• Problem to work on:
Your answer should be one number: the count of lines in these entries that hold the word "HRCT".

• Entries provided:
** Begin **
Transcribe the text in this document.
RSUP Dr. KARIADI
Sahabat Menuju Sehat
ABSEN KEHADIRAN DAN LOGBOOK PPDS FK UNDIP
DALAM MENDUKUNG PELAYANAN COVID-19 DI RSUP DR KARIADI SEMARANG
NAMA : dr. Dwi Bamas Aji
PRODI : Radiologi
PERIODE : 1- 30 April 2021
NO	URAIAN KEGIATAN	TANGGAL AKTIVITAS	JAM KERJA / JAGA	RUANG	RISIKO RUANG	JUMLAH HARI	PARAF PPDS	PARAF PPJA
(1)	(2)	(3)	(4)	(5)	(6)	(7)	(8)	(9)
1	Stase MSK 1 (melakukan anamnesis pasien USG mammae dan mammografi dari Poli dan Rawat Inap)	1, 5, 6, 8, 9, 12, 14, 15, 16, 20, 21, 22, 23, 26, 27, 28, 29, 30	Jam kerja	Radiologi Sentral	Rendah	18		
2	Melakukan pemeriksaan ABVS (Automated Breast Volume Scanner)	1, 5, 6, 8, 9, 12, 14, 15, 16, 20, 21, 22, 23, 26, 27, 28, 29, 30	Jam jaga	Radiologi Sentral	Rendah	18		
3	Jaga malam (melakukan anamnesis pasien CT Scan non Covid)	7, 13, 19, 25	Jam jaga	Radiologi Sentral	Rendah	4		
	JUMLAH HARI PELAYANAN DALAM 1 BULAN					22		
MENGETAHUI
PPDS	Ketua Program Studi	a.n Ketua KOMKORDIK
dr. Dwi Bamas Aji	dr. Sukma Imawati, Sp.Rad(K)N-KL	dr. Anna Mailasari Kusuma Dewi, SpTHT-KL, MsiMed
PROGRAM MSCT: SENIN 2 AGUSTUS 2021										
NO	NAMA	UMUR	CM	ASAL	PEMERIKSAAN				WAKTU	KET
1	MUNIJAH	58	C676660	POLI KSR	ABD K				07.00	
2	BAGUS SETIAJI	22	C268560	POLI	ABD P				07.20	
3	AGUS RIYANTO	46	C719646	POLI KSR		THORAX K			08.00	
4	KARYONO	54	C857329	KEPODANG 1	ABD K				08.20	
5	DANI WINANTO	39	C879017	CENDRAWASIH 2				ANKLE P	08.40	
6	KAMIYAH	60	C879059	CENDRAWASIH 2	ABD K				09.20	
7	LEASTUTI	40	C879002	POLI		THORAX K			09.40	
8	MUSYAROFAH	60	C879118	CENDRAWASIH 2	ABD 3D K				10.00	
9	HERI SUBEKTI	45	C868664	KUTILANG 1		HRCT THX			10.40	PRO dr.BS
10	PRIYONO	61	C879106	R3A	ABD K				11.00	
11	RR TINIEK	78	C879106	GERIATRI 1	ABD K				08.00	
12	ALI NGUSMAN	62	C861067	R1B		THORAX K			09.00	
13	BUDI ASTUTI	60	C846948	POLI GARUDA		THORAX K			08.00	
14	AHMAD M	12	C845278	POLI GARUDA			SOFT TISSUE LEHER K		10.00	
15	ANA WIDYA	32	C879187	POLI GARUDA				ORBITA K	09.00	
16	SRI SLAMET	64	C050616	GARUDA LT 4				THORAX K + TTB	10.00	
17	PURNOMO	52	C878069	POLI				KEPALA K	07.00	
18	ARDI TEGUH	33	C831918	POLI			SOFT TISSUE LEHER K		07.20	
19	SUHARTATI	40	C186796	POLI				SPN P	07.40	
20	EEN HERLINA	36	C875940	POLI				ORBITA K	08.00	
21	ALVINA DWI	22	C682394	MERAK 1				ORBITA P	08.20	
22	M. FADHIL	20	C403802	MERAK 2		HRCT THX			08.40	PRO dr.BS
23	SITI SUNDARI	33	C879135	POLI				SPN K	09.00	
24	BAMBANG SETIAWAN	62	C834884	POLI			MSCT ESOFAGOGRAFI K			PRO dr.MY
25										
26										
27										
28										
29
** End **
• Solution for this task:
2